[begin STORED RECORDS]

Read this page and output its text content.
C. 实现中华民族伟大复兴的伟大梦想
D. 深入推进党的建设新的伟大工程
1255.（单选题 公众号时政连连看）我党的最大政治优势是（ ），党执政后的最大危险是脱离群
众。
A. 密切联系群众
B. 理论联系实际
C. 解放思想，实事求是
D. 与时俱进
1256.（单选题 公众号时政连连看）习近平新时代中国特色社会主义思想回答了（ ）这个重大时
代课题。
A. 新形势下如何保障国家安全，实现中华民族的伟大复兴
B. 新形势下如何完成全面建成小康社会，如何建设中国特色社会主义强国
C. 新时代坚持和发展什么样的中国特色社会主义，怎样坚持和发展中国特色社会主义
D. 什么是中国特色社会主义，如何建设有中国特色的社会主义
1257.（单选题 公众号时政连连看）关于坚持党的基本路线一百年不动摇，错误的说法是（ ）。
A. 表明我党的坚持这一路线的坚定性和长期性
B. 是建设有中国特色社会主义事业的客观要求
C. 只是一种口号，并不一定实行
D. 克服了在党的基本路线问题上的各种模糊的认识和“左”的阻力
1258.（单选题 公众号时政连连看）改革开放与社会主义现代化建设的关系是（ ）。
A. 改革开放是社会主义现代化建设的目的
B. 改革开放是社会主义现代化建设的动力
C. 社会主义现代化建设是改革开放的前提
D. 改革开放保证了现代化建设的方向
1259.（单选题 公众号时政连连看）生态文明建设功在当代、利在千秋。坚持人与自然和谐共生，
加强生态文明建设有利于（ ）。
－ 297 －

[end STORED RECORDS]

WHAT IS NEEDED ▸
Return every entry verbatim.

ANSWER BELOW ▸
Read this page and output its text content.
C. 实现中华民族伟大复兴的伟大梦想
D. 深入推进党的建设新的伟大工程
1255.（单选题 公众号时政连连看）我党的最大政治优势是（ ），党执政后的最大危险是脱离群
众。
A. 密切联系群众
B. 理论联系实际
C. 解放思想，实事求是
D. 与时俱进
1256.（单选题 公众号时政连连看）习近平新时代中国特色社会主义思想回答了（ ）这个重大时
代课题。
A. 新形势下如何保障国家安全，实现中华民族的伟大复兴
B. 新形势下如何完成全面建成小康社会，如何建设中国特色社会主义强国
C. 新时代坚持和发展什么样的中国特色社会主义，怎样坚持和发展中国特色社会主义
D. 什么是中国特色社会主义，如何建设有中国特色的社会主义
1257.（单选题 公众号时政连连看）关于坚持党的基本路线一百年不动摇，错误的说法是（ ）。
A. 表明我党的坚持这一路线的坚定性和长期性
B. 是建设有中国特色社会主义事业的客观要求
C. 只是一种口号，并不一定实行
D. 克服了在党的基本路线问题上的各种模糊的认识和“左”的阻力
1258.（单选题 公众号时政连连看）改革开放与社会主义现代化建设的关系是（ ）。
A. 改革开放是社会主义现代化建设的目的
B. 改革开放是社会主义现代化建设的动力
C. 社会主义现代化建设是改革开放的前提
D. 改革开放保证了现代化建设的方向
1259.（单选题 公众号时政连连看）生态文明建设功在当代、利在千秋。坚持人与自然和谐共生，
加强生态文明建设有利于（ ）。
－ 297 －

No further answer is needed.